=== RECORDS SHOWN ===

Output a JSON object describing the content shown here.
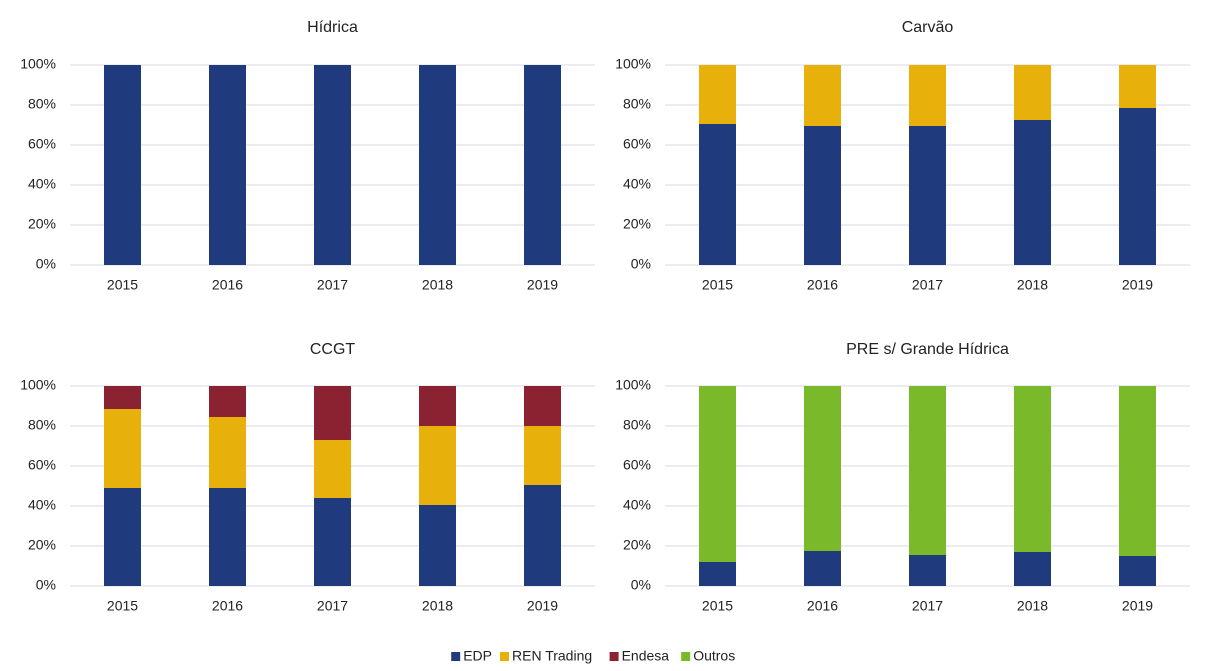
{
  "chart_data": [
    {
      "type": "bar",
      "stacked": true,
      "title": "Hídrica",
      "categories": [
        "2015",
        "2016",
        "2017",
        "2018",
        "2019"
      ],
      "series": [
        {
          "name": "EDP",
          "color": "#1f3a7d",
          "values": [
            100,
            100,
            100,
            100,
            100
          ]
        },
        {
          "name": "REN Trading",
          "color": "#e8b00a",
          "values": [
            0,
            0,
            0,
            0,
            0
          ]
        },
        {
          "name": "Endesa",
          "color": "#8b2232",
          "values": [
            0,
            0,
            0,
            0,
            0
          ]
        },
        {
          "name": "Outros",
          "color": "#7ab929",
          "values": [
            0,
            0,
            0,
            0,
            0
          ]
        }
      ],
      "ylim": [
        0,
        100
      ],
      "yticks": [
        {
          "value": 0,
          "label": "0%"
        },
        {
          "value": 20,
          "label": "20%"
        },
        {
          "value": 40,
          "label": "40%"
        },
        {
          "value": 60,
          "label": "60%"
        },
        {
          "value": 80,
          "label": "80%"
        },
        {
          "value": 100,
          "label": "100%"
        }
      ],
      "grid": true
    },
    {
      "type": "bar",
      "stacked": true,
      "title": "Carvão",
      "categories": [
        "2015",
        "2016",
        "2017",
        "2018",
        "2019"
      ],
      "series": [
        {
          "name": "EDP",
          "color": "#1f3a7d",
          "values": [
            70.5,
            69.5,
            69.5,
            72.5,
            78.5
          ]
        },
        {
          "name": "REN Trading",
          "color": "#e8b00a",
          "values": [
            29.5,
            30.5,
            30.5,
            27.5,
            21.5
          ]
        },
        {
          "name": "Endesa",
          "color": "#8b2232",
          "values": [
            0,
            0,
            0,
            0,
            0
          ]
        },
        {
          "name": "Outros",
          "color": "#7ab929",
          "values": [
            0,
            0,
            0,
            0,
            0
          ]
        }
      ],
      "ylim": [
        0,
        100
      ],
      "yticks": [
        {
          "value": 0,
          "label": "0%"
        },
        {
          "value": 20,
          "label": "20%"
        },
        {
          "value": 40,
          "label": "40%"
        },
        {
          "value": 60,
          "label": "60%"
        },
        {
          "value": 80,
          "label": "80%"
        },
        {
          "value": 100,
          "label": "100%"
        }
      ],
      "grid": true
    },
    {
      "type": "bar",
      "stacked": true,
      "title": "CCGT",
      "categories": [
        "2015",
        "2016",
        "2017",
        "2018",
        "2019"
      ],
      "series": [
        {
          "name": "EDP",
          "color": "#1f3a7d",
          "values": [
            49,
            49,
            44,
            40.5,
            50.5
          ]
        },
        {
          "name": "REN Trading",
          "color": "#e8b00a",
          "values": [
            39.5,
            35.5,
            29,
            39.5,
            29.5
          ]
        },
        {
          "name": "Endesa",
          "color": "#8b2232",
          "values": [
            11.5,
            15.5,
            27,
            20,
            20
          ]
        },
        {
          "name": "Outros",
          "color": "#7ab929",
          "values": [
            0,
            0,
            0,
            0,
            0
          ]
        }
      ],
      "ylim": [
        0,
        100
      ],
      "yticks": [
        {
          "value": 0,
          "label": "0%"
        },
        {
          "value": 20,
          "label": "20%"
        },
        {
          "value": 40,
          "label": "40%"
        },
        {
          "value": 60,
          "label": "60%"
        },
        {
          "value": 80,
          "label": "80%"
        },
        {
          "value": 100,
          "label": "100%"
        }
      ],
      "grid": true
    },
    {
      "type": "bar",
      "stacked": true,
      "title": "PRE s/ Grande Hídrica",
      "categories": [
        "2015",
        "2016",
        "2017",
        "2018",
        "2019"
      ],
      "series": [
        {
          "name": "EDP",
          "color": "#1f3a7d",
          "values": [
            12,
            17.5,
            15.5,
            17,
            15
          ]
        },
        {
          "name": "REN Trading",
          "color": "#e8b00a",
          "values": [
            0,
            0,
            0,
            0,
            0
          ]
        },
        {
          "name": "Endesa",
          "color": "#8b2232",
          "values": [
            0,
            0,
            0,
            0,
            0
          ]
        },
        {
          "name": "Outros",
          "color": "#7ab929",
          "values": [
            88,
            82.5,
            84.5,
            83,
            85
          ]
        }
      ],
      "ylim": [
        0,
        100
      ],
      "yticks": [
        {
          "value": 0,
          "label": "0%"
        },
        {
          "value": 20,
          "label": "20%"
        },
        {
          "value": 40,
          "label": "40%"
        },
        {
          "value": 60,
          "label": "60%"
        },
        {
          "value": 80,
          "label": "80%"
        },
        {
          "value": 100,
          "label": "100%"
        }
      ],
      "grid": true
    }
  ]
}
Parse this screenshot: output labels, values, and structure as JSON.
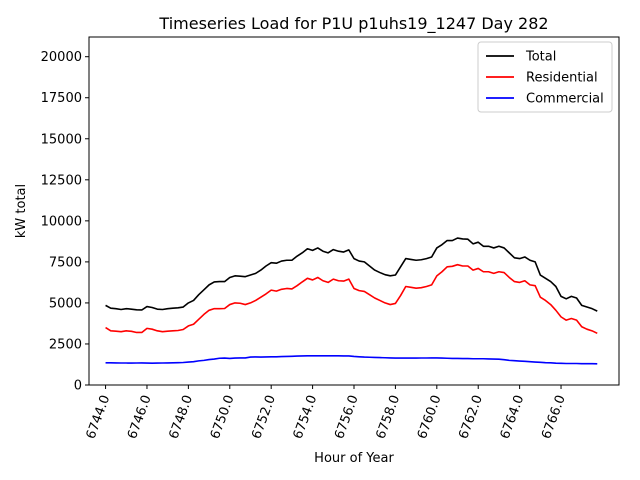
{
  "chart_data": {
    "type": "line",
    "title": "Timeseries Load for P1U p1uhs19_1247  Day 282",
    "xlabel": "Hour of Year",
    "ylabel": "kW total",
    "xlim": [
      6743.2,
      6768.8
    ],
    "ylim": [
      0,
      21200
    ],
    "xticks": [
      6744,
      6746,
      6748,
      6750,
      6752,
      6754,
      6756,
      6758,
      6760,
      6762,
      6764,
      6766
    ],
    "xtick_labels": [
      "6744.0",
      "6746.0",
      "6748.0",
      "6750.0",
      "6752.0",
      "6754.0",
      "6756.0",
      "6758.0",
      "6760.0",
      "6762.0",
      "6764.0",
      "6766.0"
    ],
    "yticks": [
      0,
      2500,
      5000,
      7500,
      10000,
      12500,
      15000,
      17500,
      20000
    ],
    "ytick_labels": [
      "0",
      "2500",
      "5000",
      "7500",
      "10000",
      "12500",
      "15000",
      "17500",
      "20000"
    ],
    "legend_position": "top-right",
    "grid": false,
    "x": [
      6744,
      6744.25,
      6744.5,
      6744.75,
      6745,
      6745.25,
      6745.5,
      6745.75,
      6746,
      6746.25,
      6746.5,
      6746.75,
      6747,
      6747.25,
      6747.5,
      6747.75,
      6748,
      6748.25,
      6748.5,
      6748.75,
      6749,
      6749.25,
      6749.5,
      6749.75,
      6750,
      6750.25,
      6750.5,
      6750.75,
      6751,
      6751.25,
      6751.5,
      6751.75,
      6752,
      6752.25,
      6752.5,
      6752.75,
      6753,
      6753.25,
      6753.5,
      6753.75,
      6754,
      6754.25,
      6754.5,
      6754.75,
      6755,
      6755.25,
      6755.5,
      6755.75,
      6756,
      6756.25,
      6756.5,
      6756.75,
      6757,
      6757.25,
      6757.5,
      6757.75,
      6758,
      6758.25,
      6758.5,
      6758.75,
      6759,
      6759.25,
      6759.5,
      6759.75,
      6760,
      6760.25,
      6760.5,
      6760.75,
      6761,
      6761.25,
      6761.5,
      6761.75,
      6762,
      6762.25,
      6762.5,
      6762.75,
      6763,
      6763.25,
      6763.5,
      6763.75,
      6764,
      6764.25,
      6764.5,
      6764.75,
      6765,
      6765.25,
      6765.5,
      6765.75,
      6766,
      6766.25,
      6766.5,
      6766.75,
      6767,
      6767.25,
      6767.5,
      6767.75
    ],
    "series": [
      {
        "name": "Total",
        "color": "#000000",
        "values": [
          4850,
          4680,
          4650,
          4600,
          4650,
          4620,
          4580,
          4570,
          4780,
          4720,
          4620,
          4600,
          4650,
          4680,
          4700,
          4750,
          5000,
          5150,
          5500,
          5800,
          6100,
          6280,
          6300,
          6300,
          6550,
          6650,
          6630,
          6600,
          6700,
          6800,
          7000,
          7250,
          7450,
          7420,
          7550,
          7600,
          7600,
          7850,
          8050,
          8300,
          8200,
          8350,
          8150,
          8050,
          8250,
          8150,
          8100,
          8230,
          7700,
          7550,
          7500,
          7250,
          7000,
          6850,
          6720,
          6650,
          6700,
          7200,
          7700,
          7650,
          7600,
          7630,
          7700,
          7800,
          8350,
          8550,
          8800,
          8800,
          8950,
          8900,
          8880,
          8600,
          8700,
          8450,
          8450,
          8350,
          8450,
          8350,
          8050,
          7750,
          7700,
          7800,
          7600,
          7500,
          6700,
          6500,
          6300,
          6000,
          5400,
          5250,
          5400,
          5300,
          4850,
          4750,
          4650,
          4500
        ]
      },
      {
        "name": "Residential",
        "color": "#ff0000",
        "values": [
          3500,
          3300,
          3280,
          3250,
          3300,
          3270,
          3200,
          3200,
          3450,
          3400,
          3300,
          3250,
          3280,
          3300,
          3320,
          3380,
          3600,
          3700,
          4000,
          4300,
          4550,
          4650,
          4650,
          4660,
          4900,
          5000,
          4980,
          4900,
          5000,
          5150,
          5350,
          5550,
          5780,
          5720,
          5830,
          5880,
          5850,
          6050,
          6280,
          6500,
          6400,
          6550,
          6350,
          6250,
          6450,
          6350,
          6330,
          6450,
          5880,
          5750,
          5700,
          5500,
          5300,
          5150,
          5000,
          4900,
          4970,
          5450,
          6000,
          5950,
          5900,
          5930,
          6000,
          6100,
          6650,
          6900,
          7200,
          7230,
          7330,
          7250,
          7250,
          7000,
          7100,
          6900,
          6900,
          6800,
          6900,
          6850,
          6550,
          6300,
          6250,
          6350,
          6100,
          6050,
          5350,
          5150,
          4900,
          4550,
          4150,
          3950,
          4050,
          3950,
          3550,
          3400,
          3300,
          3150
        ]
      },
      {
        "name": "Commercial",
        "color": "#0000ff",
        "values": [
          1350,
          1350,
          1345,
          1340,
          1340,
          1335,
          1340,
          1345,
          1335,
          1330,
          1335,
          1340,
          1345,
          1350,
          1360,
          1370,
          1400,
          1420,
          1470,
          1500,
          1550,
          1580,
          1630,
          1640,
          1620,
          1640,
          1650,
          1650,
          1700,
          1710,
          1700,
          1710,
          1720,
          1720,
          1730,
          1740,
          1750,
          1760,
          1770,
          1775,
          1780,
          1780,
          1780,
          1775,
          1775,
          1775,
          1770,
          1770,
          1740,
          1720,
          1700,
          1690,
          1680,
          1670,
          1660,
          1650,
          1640,
          1640,
          1640,
          1640,
          1640,
          1645,
          1645,
          1650,
          1650,
          1640,
          1630,
          1620,
          1620,
          1610,
          1610,
          1600,
          1600,
          1600,
          1590,
          1580,
          1570,
          1540,
          1500,
          1480,
          1460,
          1440,
          1420,
          1400,
          1380,
          1360,
          1350,
          1330,
          1320,
          1310,
          1310,
          1310,
          1300,
          1300,
          1300,
          1290
        ]
      }
    ]
  }
}
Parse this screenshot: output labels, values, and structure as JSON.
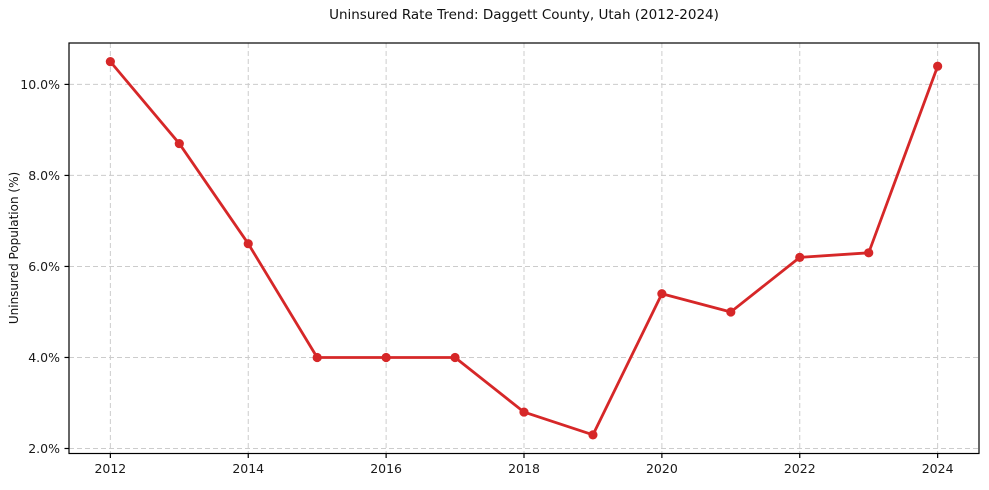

===

● **EXERCISE GOAL**: Work out how many lines of the listing above include the word "Hídrica". Report only the number.

● **OUTPUT OF THE EXERCISE**: 2